Предложенный отрывок ->
━━━━━━━━━━━━━━━━━━━━━━━━━━━━━━

Б. Ш.: Левинас же помещает себя в отношение и совершает тем самым наступление на взаимность. Поэтому следовало бы попытаться помыслить отношение изнутри нее. Может быть, так нам удалось бы перейти от абстракций к конкретике.
Р. Ж.: Мы, на самом деле, всегда служим двум господам.
Б. Ш.: Но ведь именно такая позиция позволяет вам не попасться в ловушку взаимности. Клаузевиц помогает увидеть ускорение истории, которого мы боимся и от которого ожидаем худшего — это понятно. Однако мне все же кажется, что вы берете это движение чересчур глобально. Не хотелось бы так скоро оставлять всякую надежду на сопротивление ходу вещей.
Р. Ж.: Вы совершенно правы, что на этом настаиваете — только такое сопротивление с давних пор и удерживает мир от коллапса. Но нужно задаться вопросом: сколько еще это может продолжаться? Вы заставляете меня вспомнить об одной из моих ошибок. Я был склонен думать, что христианская перспектива позволит мне заглянуть в глубину всего этого, видеть дальше. И поэтому мое личное отношение к Клаузевицу стало, пожалуй, слишком интимным… Здесь во мне говорит мой собственный романтизм, в некотором роде задавленный, но всегда напоминающий о себе. С Клаузевицем меня познакомил Шопен, и в глубине души я тогда почувствовал себя очищенным. И раз я об этом говорю, я уже это преодолел, это уже не совсем так.

━━━━━━━━━━━━━━━━━━━━━━━━━━━━━━

Содержимое набора данных ->

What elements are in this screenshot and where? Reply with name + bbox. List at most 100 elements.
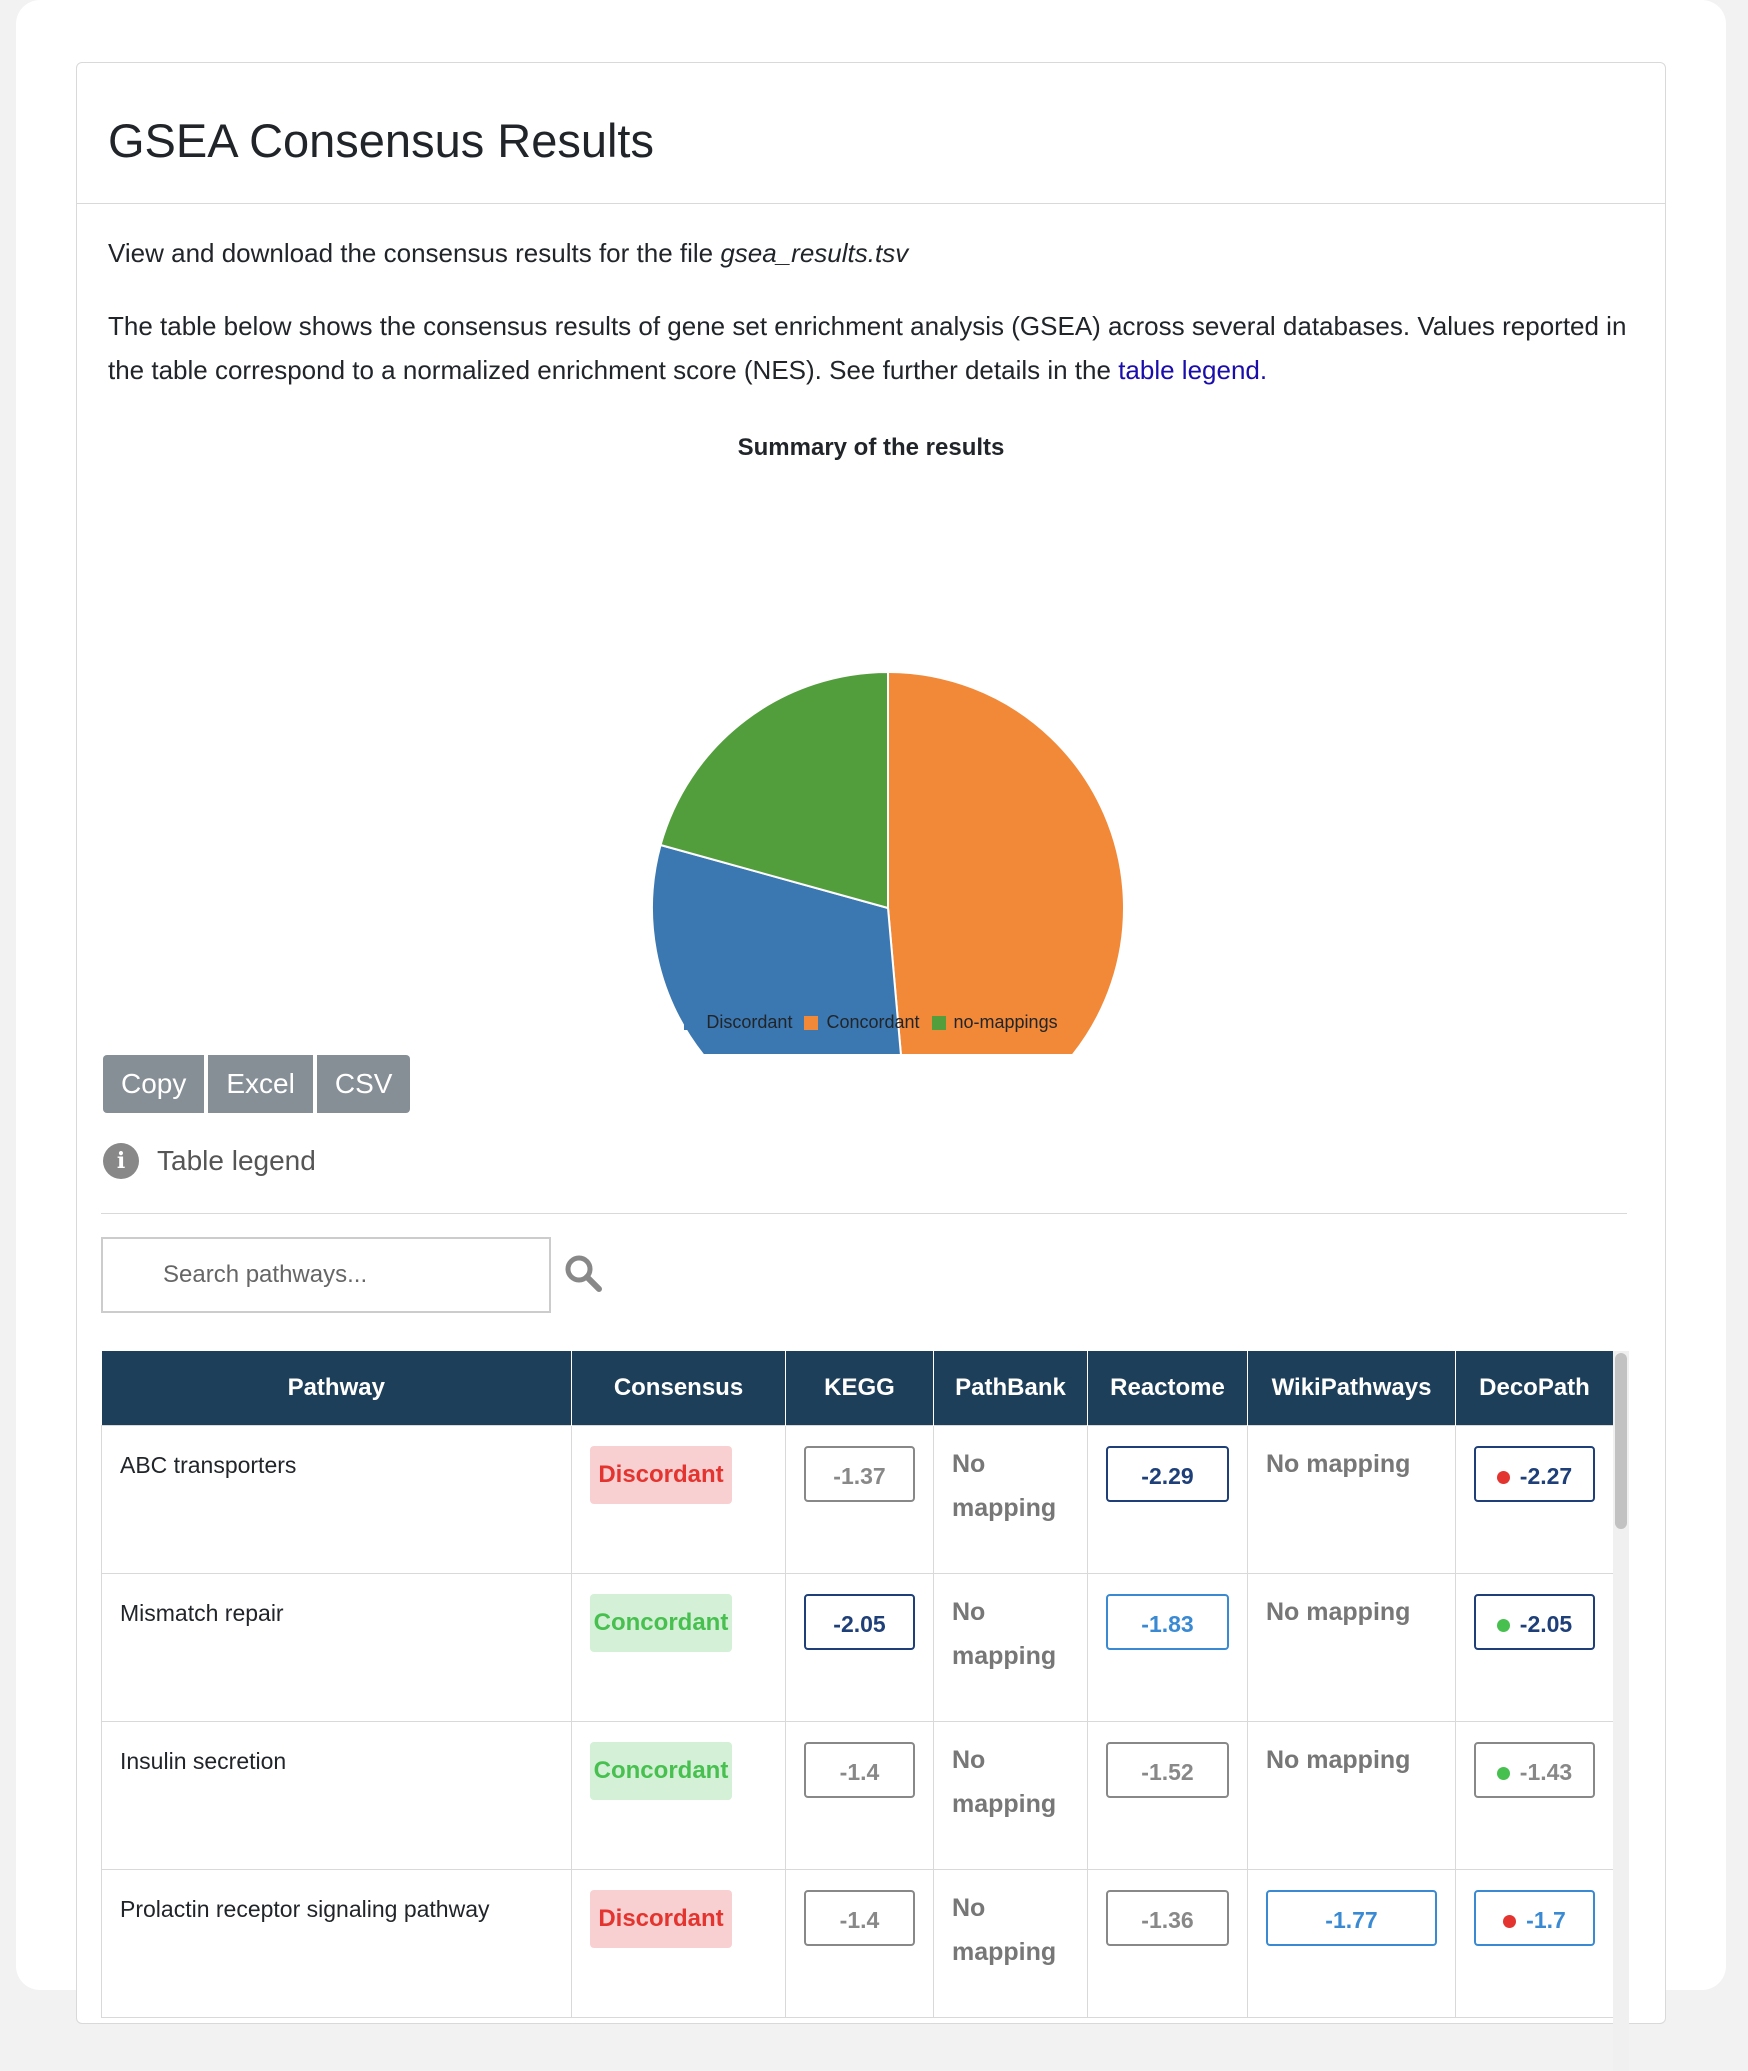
decopath-value[interactable]: -2.05 (1474, 1594, 1595, 1650)
concordant-dot-icon (1496, 1767, 1510, 1781)
kegg-value[interactable]: -1.4 (804, 1742, 915, 1798)
table-scrollbar[interactable] (1613, 1351, 1629, 2071)
decopath-number: -1.7 (1526, 1907, 1566, 1933)
discordant-dot-icon (1496, 1471, 1510, 1485)
search-icon[interactable] (561, 1251, 605, 1295)
table-legend-label: Table legend (157, 1145, 316, 1176)
table-header-row: Pathway Consensus KEGG PathBank Reactome… (101, 1351, 1614, 1426)
pathbank-value: No mapping (952, 1894, 1057, 1966)
csv-button[interactable]: CSV (316, 1055, 411, 1113)
wikipathways-value: No mapping (1266, 1450, 1411, 1478)
copy-button[interactable]: Copy (103, 1055, 205, 1113)
discordant-dot-icon (1503, 1915, 1517, 1929)
header-consensus[interactable]: Consensus (571, 1351, 786, 1426)
filename: gsea_results.tsv (720, 238, 909, 268)
legend-label: no-mappings (953, 1012, 1058, 1032)
pie-chart-svg (651, 670, 1125, 1145)
description-text: The table below shows the consensus resu… (108, 304, 1638, 392)
decopath-number: -2.27 (1519, 1463, 1573, 1489)
export-buttons: Copy Excel CSV (103, 1055, 411, 1113)
header-wikipathways[interactable]: WikiPathways (1247, 1351, 1456, 1426)
reactome-value[interactable]: -1.52 (1106, 1742, 1229, 1798)
header-kegg[interactable]: KEGG (785, 1351, 934, 1426)
wikipathways-value: No mapping (1266, 1598, 1411, 1626)
legend-item-discordant[interactable]: Discordant (684, 1012, 792, 1033)
chart-legend: Discordant Concordant no-mappings (77, 1012, 1665, 1035)
pathbank-value: No mapping (952, 1598, 1057, 1670)
pathbank-value: No mapping (952, 1746, 1057, 1818)
pathway-cell: Prolactin receptor signaling pathway (101, 1869, 572, 2018)
consensus-cell: Concordant (571, 1573, 786, 1722)
kegg-cell: -1.37 (785, 1425, 934, 1574)
table-row: ABC transporters Discordant -1.37 No map… (101, 1425, 1614, 1574)
header-decopath[interactable]: DecoPath (1455, 1351, 1614, 1426)
search-input[interactable] (101, 1237, 551, 1313)
table-row: Insulin secretion Concordant -1.4 No map… (101, 1721, 1614, 1870)
kegg-cell: -2.05 (785, 1573, 934, 1722)
decopath-value[interactable]: -2.27 (1474, 1446, 1595, 1502)
legend-item-concordant[interactable]: Concordant (804, 1012, 920, 1033)
reactome-value[interactable]: -1.36 (1106, 1890, 1229, 1946)
info-icon: i (103, 1143, 139, 1179)
legend-label: Discordant (706, 1012, 793, 1032)
wikipathways-cell: No mapping (1247, 1425, 1456, 1574)
pathway-cell: Insulin secretion (101, 1721, 572, 1870)
pathbank-cell: No mapping (933, 1721, 1088, 1870)
header-pathbank[interactable]: PathBank (933, 1351, 1088, 1426)
legend-item-no-mappings[interactable]: no-mappings (931, 1012, 1058, 1033)
kegg-cell: -1.4 (785, 1869, 934, 2018)
intro-text: View and download the consensus results … (108, 240, 908, 266)
table-row: Prolactin receptor signaling pathway Dis… (101, 1869, 1614, 2018)
consensus-badge: Discordant (590, 1890, 732, 1948)
card-header: GSEA Consensus Results (77, 63, 1665, 204)
reactome-cell: -1.52 (1087, 1721, 1248, 1870)
table-row: Mismatch repair Concordant -2.05 No mapp… (101, 1573, 1614, 1722)
decopath-number: -1.43 (1519, 1759, 1573, 1785)
pathbank-cell: No mapping (933, 1425, 1088, 1574)
results-card: GSEA Consensus Results View and download… (76, 62, 1666, 2071)
reactome-cell: -1.83 (1087, 1573, 1248, 1722)
table-legend-link[interactable]: table legend. (1118, 355, 1267, 385)
kegg-value[interactable]: -1.37 (804, 1446, 915, 1502)
excel-button[interactable]: Excel (208, 1055, 313, 1113)
kegg-value[interactable]: -2.05 (804, 1594, 915, 1650)
legend-swatch (684, 1015, 699, 1030)
reactome-value[interactable]: -2.29 (1106, 1446, 1229, 1502)
pathway-cell: ABC transporters (101, 1425, 572, 1574)
header-reactome[interactable]: Reactome (1087, 1351, 1248, 1426)
results-table: Pathway Consensus KEGG PathBank Reactome… (101, 1351, 1614, 2018)
pathbank-cell: No mapping (933, 1573, 1088, 1722)
pie-chart: Summary of the results (77, 414, 1665, 1145)
description-body: The table below shows the consensus resu… (108, 311, 1627, 385)
kegg-value[interactable]: -1.4 (804, 1890, 915, 1946)
consensus-badge: Concordant (590, 1594, 732, 1652)
pathbank-value: No mapping (952, 1450, 1057, 1522)
consensus-cell: Concordant (571, 1721, 786, 1870)
legend-swatch (931, 1015, 946, 1030)
reactome-value[interactable]: -1.83 (1106, 1594, 1229, 1650)
table-legend-toggle[interactable]: i Table legend (103, 1143, 316, 1179)
decopath-number: -2.05 (1519, 1611, 1573, 1637)
decopath-value[interactable]: -1.7 (1474, 1890, 1595, 1946)
scrollbar-thumb[interactable] (1615, 1353, 1627, 1529)
page-title: GSEA Consensus Results (108, 114, 654, 167)
wikipathways-value: No mapping (1266, 1746, 1411, 1774)
wikipathways-cell: No mapping (1247, 1573, 1456, 1722)
page-background: GSEA Consensus Results View and download… (16, 0, 1726, 2071)
concordant-dot-icon (1496, 1619, 1510, 1633)
reactome-cell: -2.29 (1087, 1425, 1248, 1574)
header-pathway[interactable]: Pathway (101, 1351, 572, 1426)
divider (101, 1213, 1627, 1214)
results-table-container: Pathway Consensus KEGG PathBank Reactome… (101, 1351, 1629, 2071)
pie-slice-concordant[interactable] (887, 670, 1125, 1145)
legend-swatch (804, 1015, 819, 1030)
chart-title: Summary of the results (737, 434, 1005, 461)
legend-label: Concordant (826, 1012, 920, 1032)
reactome-cell: -1.36 (1087, 1869, 1248, 2018)
wikipathways-value[interactable]: -1.77 (1266, 1890, 1437, 1946)
wikipathways-cell: No mapping (1247, 1721, 1456, 1870)
consensus-badge: Concordant (590, 1742, 732, 1800)
wikipathways-cell: -1.77 (1247, 1869, 1456, 2018)
consensus-badge: Discordant (590, 1446, 732, 1504)
decopath-value[interactable]: -1.43 (1474, 1742, 1595, 1798)
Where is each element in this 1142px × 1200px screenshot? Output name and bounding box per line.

━━━━━━━━━━━━━━━━━━━━━━━━━━━━━━

Описание задания -> Продолжите беседу о Клаузевице и взаимности, начав сразу после её последней реплики.

Результат ниже ->
Наибольшим оправданием мне служит эсхатология. Совместима ли она с тем героическим сопротивлением ходу вещей, которое предлагаете вы? Да — в той мере, в какой способна производить примеры для подражания. Но они, как говорит Паскаль, остаются «невидимы плотскому взору». Нет пророка в своем отечестве. Мы говорили о Корнеле — но как получилось, что в христианстве XVIII века не было никакой эсхатологии? Боссюэ о ней изредка вспоминает, но чаще молчит. Было бы крайне любопытно задаться вопросом об этих различных ситуациях в христианстве. В Средние века, когда христиане начинали осознавать свое полное поражение, апокалиптические моменты имели место. Однако христианство всегда было слишком юным для эсхатологии. Сегодня же она столь же реальна, как и эта стена. Грозящая нам опасность теперь осязаема.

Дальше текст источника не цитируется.